▶ Problem statement:
All entries should be output exactly as they stand.

▶ Data excerpts:
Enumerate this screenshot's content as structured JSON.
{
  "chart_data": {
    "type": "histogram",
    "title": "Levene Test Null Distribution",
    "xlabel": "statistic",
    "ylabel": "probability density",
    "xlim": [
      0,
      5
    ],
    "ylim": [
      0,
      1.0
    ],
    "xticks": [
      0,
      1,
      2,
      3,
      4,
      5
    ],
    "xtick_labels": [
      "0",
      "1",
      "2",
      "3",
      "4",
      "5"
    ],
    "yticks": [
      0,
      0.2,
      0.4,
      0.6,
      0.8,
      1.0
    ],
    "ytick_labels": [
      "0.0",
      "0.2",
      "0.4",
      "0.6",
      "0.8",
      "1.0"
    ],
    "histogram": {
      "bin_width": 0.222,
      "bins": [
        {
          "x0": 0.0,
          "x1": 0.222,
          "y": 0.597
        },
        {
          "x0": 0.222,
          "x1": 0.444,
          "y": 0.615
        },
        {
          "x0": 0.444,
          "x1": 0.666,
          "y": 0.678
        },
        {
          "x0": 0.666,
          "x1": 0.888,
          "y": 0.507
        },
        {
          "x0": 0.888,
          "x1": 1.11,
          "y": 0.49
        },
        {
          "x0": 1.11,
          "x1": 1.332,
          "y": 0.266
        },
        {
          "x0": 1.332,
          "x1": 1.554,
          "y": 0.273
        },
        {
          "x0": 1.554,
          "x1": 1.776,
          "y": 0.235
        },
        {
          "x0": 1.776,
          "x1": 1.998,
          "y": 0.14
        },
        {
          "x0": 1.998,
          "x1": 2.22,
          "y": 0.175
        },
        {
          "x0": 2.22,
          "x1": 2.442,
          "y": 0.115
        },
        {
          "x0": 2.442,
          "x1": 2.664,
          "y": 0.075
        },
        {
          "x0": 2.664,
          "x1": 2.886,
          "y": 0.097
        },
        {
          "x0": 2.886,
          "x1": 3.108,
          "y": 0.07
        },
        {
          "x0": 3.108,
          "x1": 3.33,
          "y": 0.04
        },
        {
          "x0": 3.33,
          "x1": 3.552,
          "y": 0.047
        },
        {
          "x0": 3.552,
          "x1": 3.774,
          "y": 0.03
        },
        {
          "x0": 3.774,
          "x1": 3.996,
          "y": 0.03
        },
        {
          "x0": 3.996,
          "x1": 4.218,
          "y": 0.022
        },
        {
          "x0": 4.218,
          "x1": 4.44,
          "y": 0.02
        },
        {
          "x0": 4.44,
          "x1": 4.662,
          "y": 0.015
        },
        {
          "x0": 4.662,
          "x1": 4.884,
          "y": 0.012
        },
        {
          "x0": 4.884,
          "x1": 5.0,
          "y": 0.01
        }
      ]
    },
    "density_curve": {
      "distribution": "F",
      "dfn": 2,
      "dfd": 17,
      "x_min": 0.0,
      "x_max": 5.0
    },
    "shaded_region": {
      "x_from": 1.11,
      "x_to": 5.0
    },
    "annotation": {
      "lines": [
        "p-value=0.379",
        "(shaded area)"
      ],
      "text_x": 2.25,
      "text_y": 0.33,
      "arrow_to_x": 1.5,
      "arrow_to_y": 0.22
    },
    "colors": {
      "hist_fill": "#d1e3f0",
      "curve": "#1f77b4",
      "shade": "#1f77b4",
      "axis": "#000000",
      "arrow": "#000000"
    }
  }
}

▶ Solved problem:
Enumerate this screenshot's content as structured JSON.
{
  "chart_data": {
    "type": "histogram",
    "title": "Levene Test Null Distribution",
    "xlabel": "statistic",
    "ylabel": "probability density",
    "xlim": [
      0,
      5
    ],
    "ylim": [
      0,
      1.0
    ],
    "xticks": [
      0,
      1,
      2,
      3,
      4,
      5
    ],
    "xtick_labels": [
      "0",
      "1",
      "2",
      "3",
      "4",
      "5"
    ],
    "yticks": [
      0,
      0.2,
      0.4,
      0.6,
      0.8,
      1.0
    ],
    "ytick_labels": [
      "0.0",
      "0.2",
      "0.4",
      "0.6",
      "0.8",
      "1.0"
    ],
    "histogram": {
      "bin_width": 0.222,
      "bins": [
        {
          "x0": 0.0,
          "x1": 0.222,
          "y": 0.597
        },
        {
          "x0": 0.222,
          "x1": 0.444,
          "y": 0.615
        },
        {
          "x0": 0.444,
          "x1": 0.666,
          "y": 0.678
        },
        {
          "x0": 0.666,
          "x1": 0.888,
          "y": 0.507
        },
        {
          "x0": 0.888,
          "x1": 1.11,
          "y": 0.49
        },
        {
          "x0": 1.11,
          "x1": 1.332,
          "y": 0.266
        },
        {
          "x0": 1.332,
          "x1": 1.554,
          "y": 0.273
        },
        {
          "x0": 1.554,
          "x1": 1.776,
          "y": 0.235
        },
        {
          "x0": 1.776,
          "x1": 1.998,
          "y": 0.14
        },
        {
          "x0": 1.998,
          "x1": 2.22,
          "y": 0.175
        },
        {
          "x0": 2.22,
          "x1": 2.442,
          "y": 0.115
        },
        {
          "x0": 2.442,
          "x1": 2.664,
          "y": 0.075
        },
        {
          "x0": 2.664,
          "x1": 2.886,
          "y": 0.097
        },
        {
          "x0": 2.886,
          "x1": 3.108,
          "y": 0.07
        },
        {
          "x0": 3.108,
          "x1": 3.33,
          "y": 0.04
        },
        {
          "x0": 3.33,
          "x1": 3.552,
          "y": 0.047
        },
        {
          "x0": 3.552,
          "x1": 3.774,
          "y": 0.03
        },
        {
          "x0": 3.774,
          "x1": 3.996,
          "y": 0.03
        },
        {
          "x0": 3.996,
          "x1": 4.218,
          "y": 0.022
        },
        {
          "x0": 4.218,
          "x1": 4.44,
          "y": 0.02
        },
        {
          "x0": 4.44,
          "x1": 4.662,
          "y": 0.015
        },
        {
          "x0": 4.662,
          "x1": 4.884,
          "y": 0.012
        },
        {
          "x0": 4.884,
          "x1": 5.0,
          "y": 0.01
        }
      ]
    },
    "density_curve": {
      "distribution": "F",
      "dfn": 2,
      "dfd": 17,
      "x_min": 0.0,
      "x_max": 5.0
    },
    "shaded_region": {
      "x_from": 1.11,
      "x_to": 5.0
    },
    "annotation": {
      "lines": [
        "p-value=0.379",
        "(shaded area)"
      ],
      "text_x": 2.25,
      "text_y": 0.33,
      "arrow_to_x": 1.5,
      "arrow_to_y": 0.22
    },
    "colors": {
      "hist_fill": "#d1e3f0",
      "curve": "#1f77b4",
      "shade": "#1f77b4",
      "axis": "#000000",
      "arrow": "#000000"
    }
  }
}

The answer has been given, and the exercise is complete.